(Stored items from a collection)
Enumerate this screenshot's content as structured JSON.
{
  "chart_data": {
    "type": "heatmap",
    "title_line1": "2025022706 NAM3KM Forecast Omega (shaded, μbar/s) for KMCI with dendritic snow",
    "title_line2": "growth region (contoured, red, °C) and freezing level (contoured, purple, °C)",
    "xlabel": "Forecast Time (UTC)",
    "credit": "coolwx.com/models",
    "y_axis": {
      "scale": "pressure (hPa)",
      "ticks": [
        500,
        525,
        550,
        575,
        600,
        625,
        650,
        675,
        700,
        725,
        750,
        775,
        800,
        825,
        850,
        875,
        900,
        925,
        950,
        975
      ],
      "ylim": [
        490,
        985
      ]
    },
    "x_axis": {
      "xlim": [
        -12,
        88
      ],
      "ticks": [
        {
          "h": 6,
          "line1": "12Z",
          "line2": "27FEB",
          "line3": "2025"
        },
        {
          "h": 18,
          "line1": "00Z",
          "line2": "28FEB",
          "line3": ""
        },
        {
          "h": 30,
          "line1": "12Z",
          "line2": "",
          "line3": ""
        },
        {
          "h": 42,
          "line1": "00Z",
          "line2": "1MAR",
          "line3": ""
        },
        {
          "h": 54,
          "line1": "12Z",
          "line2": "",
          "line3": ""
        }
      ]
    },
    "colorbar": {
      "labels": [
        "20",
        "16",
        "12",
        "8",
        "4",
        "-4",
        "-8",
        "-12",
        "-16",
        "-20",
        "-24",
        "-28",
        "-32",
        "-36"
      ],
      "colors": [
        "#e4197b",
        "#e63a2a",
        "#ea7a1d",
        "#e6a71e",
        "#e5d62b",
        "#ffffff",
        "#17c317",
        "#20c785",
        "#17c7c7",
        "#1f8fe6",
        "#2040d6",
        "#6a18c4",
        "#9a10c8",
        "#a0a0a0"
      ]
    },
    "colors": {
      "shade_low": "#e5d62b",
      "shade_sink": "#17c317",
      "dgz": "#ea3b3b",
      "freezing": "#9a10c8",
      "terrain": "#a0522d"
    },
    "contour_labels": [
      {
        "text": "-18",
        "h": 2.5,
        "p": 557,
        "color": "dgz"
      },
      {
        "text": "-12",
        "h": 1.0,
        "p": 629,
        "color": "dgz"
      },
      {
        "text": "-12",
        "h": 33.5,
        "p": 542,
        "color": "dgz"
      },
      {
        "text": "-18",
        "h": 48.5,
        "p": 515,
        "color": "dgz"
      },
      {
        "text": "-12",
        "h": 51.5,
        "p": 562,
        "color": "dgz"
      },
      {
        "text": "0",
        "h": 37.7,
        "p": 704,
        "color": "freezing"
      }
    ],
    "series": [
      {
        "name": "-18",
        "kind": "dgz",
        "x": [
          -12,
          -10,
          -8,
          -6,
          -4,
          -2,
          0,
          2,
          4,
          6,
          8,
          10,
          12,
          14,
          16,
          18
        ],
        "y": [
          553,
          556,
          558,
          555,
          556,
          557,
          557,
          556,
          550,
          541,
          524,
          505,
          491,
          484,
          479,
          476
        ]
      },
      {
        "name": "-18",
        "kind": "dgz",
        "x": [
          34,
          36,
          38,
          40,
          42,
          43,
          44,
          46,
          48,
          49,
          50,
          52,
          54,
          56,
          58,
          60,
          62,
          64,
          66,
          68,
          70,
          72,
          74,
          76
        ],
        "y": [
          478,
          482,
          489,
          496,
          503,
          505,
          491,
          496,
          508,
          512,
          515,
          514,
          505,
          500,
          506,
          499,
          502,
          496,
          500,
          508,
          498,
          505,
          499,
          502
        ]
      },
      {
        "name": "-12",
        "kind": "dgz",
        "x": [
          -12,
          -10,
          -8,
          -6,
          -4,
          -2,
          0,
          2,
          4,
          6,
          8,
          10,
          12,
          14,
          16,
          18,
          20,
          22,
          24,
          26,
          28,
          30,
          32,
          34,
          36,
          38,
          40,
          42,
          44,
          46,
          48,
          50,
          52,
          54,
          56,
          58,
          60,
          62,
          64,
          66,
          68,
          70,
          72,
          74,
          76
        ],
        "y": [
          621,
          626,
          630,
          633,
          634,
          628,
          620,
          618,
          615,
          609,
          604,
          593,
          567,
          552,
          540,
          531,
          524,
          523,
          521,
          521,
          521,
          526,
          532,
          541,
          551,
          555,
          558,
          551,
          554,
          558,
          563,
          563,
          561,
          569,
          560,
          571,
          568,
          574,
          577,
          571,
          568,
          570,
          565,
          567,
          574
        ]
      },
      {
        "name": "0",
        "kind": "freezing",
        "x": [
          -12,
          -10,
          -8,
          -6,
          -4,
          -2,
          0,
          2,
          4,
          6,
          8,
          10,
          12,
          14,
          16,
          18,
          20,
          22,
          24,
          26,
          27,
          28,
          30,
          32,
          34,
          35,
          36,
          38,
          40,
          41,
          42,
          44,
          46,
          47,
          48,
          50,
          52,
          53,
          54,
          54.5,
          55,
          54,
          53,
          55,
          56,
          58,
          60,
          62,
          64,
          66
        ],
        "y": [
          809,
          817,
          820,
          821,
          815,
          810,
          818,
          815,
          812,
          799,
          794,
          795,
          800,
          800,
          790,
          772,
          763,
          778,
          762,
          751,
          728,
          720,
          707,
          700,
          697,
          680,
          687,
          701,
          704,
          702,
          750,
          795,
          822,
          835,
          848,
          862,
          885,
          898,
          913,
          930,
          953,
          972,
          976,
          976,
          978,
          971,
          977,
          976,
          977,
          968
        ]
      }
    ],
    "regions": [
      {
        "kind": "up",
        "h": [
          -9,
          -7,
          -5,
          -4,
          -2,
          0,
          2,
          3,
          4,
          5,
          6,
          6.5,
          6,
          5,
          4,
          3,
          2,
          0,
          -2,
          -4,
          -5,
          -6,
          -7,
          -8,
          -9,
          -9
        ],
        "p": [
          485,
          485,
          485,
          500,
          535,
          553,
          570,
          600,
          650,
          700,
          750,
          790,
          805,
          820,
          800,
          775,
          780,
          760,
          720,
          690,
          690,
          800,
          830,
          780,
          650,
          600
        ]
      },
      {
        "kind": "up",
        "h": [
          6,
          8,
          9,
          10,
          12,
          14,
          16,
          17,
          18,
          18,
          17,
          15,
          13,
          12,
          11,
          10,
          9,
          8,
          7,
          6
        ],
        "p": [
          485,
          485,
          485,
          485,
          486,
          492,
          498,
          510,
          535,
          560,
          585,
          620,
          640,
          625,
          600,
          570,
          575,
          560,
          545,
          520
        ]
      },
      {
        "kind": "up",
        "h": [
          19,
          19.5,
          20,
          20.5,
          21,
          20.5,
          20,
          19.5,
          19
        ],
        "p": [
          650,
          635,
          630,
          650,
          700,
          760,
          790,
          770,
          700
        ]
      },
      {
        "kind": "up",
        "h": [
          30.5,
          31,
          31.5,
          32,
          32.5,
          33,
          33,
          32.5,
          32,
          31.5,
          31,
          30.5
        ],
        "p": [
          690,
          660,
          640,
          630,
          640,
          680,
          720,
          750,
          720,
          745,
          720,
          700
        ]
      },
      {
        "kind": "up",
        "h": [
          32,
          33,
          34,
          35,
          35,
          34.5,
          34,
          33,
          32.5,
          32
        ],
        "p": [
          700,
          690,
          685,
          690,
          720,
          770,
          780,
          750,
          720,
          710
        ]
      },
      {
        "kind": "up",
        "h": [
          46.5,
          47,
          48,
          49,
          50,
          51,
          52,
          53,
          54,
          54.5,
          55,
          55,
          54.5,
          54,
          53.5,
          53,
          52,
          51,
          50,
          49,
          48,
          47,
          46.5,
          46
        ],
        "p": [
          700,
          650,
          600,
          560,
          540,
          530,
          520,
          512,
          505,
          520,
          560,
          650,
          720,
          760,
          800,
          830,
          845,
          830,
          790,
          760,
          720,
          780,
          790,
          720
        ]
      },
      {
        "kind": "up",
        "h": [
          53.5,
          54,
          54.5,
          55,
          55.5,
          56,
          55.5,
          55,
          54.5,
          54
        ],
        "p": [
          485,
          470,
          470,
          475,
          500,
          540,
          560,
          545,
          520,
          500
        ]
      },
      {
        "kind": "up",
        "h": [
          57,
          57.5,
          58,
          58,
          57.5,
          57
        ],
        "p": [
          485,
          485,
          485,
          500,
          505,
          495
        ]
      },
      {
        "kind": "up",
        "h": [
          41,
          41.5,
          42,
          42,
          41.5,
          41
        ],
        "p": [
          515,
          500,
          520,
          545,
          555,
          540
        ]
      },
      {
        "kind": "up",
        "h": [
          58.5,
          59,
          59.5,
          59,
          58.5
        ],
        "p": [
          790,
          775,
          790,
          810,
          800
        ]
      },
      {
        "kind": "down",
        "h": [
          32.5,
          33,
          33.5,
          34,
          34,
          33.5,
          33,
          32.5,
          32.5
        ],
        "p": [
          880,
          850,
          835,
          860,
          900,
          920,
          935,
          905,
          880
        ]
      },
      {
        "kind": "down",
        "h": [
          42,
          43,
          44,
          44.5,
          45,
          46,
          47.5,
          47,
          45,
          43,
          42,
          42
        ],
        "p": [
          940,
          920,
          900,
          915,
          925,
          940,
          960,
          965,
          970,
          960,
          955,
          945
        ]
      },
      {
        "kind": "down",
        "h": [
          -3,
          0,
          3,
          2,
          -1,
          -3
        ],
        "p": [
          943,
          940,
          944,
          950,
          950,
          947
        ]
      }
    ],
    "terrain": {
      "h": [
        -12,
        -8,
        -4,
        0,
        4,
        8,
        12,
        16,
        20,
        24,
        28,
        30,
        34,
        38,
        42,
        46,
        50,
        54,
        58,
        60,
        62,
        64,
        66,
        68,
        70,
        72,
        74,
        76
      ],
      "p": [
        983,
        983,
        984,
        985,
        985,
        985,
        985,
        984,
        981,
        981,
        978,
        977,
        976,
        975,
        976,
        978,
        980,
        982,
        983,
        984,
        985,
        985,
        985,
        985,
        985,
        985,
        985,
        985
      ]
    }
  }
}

Written instruction - For each line above that contains the word "Forecast", copy that line.

Written reply -
    "title_line1": "2025022706 NAM3KM Forecast Omega (shaded, μbar/s) for KMCI with dendritic snow",
    "xlabel": "Forecast Time (UTC)",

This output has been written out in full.